- [REQUEST] Find the lines holding the word "solubility" and collect them.

....................

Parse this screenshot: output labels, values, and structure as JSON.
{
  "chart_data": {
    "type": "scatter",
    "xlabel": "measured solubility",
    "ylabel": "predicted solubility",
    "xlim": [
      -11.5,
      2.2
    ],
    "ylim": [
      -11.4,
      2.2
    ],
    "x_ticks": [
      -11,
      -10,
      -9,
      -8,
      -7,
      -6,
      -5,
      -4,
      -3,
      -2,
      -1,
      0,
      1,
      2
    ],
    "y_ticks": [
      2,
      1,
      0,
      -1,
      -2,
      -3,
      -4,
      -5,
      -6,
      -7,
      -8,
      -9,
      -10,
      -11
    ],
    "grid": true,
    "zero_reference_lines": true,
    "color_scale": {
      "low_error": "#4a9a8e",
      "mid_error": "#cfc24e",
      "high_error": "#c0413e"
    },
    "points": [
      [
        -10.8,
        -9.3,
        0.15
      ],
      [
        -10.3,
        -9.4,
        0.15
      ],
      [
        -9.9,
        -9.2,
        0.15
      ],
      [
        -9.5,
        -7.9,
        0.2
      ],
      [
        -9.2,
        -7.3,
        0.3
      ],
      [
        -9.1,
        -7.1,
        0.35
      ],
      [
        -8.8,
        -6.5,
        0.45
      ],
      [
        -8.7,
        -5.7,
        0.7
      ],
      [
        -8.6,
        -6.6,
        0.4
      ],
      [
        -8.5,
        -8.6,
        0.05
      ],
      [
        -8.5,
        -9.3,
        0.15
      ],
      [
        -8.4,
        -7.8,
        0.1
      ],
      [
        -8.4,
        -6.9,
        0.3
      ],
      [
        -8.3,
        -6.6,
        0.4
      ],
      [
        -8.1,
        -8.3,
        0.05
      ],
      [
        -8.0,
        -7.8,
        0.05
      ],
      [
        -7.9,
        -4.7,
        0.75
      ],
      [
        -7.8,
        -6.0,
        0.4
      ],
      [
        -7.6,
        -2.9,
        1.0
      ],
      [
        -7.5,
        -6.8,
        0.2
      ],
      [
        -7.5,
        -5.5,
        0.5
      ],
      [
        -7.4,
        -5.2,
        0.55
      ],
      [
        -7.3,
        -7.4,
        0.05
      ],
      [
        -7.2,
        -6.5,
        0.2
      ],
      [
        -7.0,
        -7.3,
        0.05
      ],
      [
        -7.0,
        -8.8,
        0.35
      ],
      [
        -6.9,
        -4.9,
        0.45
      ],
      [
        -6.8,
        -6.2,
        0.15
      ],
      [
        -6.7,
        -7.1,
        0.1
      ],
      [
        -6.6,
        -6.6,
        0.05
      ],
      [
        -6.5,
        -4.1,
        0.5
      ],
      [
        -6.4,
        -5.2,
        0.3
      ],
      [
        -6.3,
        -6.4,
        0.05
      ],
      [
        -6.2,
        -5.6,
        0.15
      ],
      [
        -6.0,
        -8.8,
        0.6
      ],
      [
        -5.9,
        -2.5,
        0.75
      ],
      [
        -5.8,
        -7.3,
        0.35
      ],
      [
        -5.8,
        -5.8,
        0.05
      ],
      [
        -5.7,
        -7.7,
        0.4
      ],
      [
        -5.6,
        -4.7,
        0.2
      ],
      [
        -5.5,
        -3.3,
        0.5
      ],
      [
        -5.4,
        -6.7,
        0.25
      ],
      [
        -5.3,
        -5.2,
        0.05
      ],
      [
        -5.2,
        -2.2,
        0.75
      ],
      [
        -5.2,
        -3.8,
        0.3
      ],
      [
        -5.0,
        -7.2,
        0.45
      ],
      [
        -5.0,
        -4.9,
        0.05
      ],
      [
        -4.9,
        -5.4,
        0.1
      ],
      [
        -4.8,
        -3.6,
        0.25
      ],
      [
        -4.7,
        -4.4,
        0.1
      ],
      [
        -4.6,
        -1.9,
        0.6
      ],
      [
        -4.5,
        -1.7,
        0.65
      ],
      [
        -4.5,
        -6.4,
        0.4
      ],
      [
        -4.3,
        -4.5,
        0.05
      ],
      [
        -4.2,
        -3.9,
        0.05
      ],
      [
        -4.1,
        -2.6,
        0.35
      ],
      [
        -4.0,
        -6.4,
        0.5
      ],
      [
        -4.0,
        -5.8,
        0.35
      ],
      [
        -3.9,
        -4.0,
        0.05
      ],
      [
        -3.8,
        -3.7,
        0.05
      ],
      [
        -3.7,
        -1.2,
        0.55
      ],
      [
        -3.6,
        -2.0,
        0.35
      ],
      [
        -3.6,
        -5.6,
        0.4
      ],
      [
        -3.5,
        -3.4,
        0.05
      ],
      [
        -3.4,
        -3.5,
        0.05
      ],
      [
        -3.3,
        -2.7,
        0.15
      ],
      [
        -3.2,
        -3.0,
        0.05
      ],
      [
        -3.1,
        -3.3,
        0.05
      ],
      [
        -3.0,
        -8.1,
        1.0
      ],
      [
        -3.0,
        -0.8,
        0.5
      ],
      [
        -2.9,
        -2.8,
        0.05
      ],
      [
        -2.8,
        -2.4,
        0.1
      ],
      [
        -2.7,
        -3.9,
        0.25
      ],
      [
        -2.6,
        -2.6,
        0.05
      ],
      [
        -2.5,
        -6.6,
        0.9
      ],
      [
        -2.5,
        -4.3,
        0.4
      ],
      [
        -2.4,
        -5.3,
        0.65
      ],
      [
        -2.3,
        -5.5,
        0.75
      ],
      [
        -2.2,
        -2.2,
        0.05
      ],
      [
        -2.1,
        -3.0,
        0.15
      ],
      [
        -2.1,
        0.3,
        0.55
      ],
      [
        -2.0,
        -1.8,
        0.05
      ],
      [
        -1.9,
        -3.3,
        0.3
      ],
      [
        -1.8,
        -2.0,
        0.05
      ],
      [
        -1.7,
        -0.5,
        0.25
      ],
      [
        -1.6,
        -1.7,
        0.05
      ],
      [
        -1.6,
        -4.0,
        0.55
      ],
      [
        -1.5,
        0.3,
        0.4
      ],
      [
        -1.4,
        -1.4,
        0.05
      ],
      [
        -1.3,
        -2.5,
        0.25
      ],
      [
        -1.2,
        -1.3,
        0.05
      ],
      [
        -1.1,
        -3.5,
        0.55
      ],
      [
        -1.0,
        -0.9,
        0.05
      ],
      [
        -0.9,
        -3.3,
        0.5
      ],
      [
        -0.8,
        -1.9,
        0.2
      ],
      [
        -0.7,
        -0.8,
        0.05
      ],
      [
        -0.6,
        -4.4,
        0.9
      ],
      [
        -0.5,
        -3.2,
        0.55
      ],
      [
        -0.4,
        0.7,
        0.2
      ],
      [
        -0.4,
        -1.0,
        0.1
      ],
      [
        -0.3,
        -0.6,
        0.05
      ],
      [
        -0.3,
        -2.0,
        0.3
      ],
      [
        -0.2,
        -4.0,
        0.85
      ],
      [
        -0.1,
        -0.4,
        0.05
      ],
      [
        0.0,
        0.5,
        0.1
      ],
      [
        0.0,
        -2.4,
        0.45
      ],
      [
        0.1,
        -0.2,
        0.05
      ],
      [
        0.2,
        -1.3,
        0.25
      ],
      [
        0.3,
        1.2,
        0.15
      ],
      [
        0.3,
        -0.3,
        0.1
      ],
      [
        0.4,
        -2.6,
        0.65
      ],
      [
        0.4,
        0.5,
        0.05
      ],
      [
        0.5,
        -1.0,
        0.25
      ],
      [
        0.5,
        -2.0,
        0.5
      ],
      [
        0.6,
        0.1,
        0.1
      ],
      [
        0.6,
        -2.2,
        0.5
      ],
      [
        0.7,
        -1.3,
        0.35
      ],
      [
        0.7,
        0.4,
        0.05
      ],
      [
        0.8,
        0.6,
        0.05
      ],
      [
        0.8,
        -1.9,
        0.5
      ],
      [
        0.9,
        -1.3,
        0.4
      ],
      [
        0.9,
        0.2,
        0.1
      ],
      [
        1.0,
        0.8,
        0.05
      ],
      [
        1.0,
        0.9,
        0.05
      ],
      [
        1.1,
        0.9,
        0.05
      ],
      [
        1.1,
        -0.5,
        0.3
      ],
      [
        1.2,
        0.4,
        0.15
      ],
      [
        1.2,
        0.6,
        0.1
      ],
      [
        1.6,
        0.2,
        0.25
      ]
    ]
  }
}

....................

- [FINAL RESULT]
    "xlabel": "measured solubility",
    "ylabel": "predicted solubility",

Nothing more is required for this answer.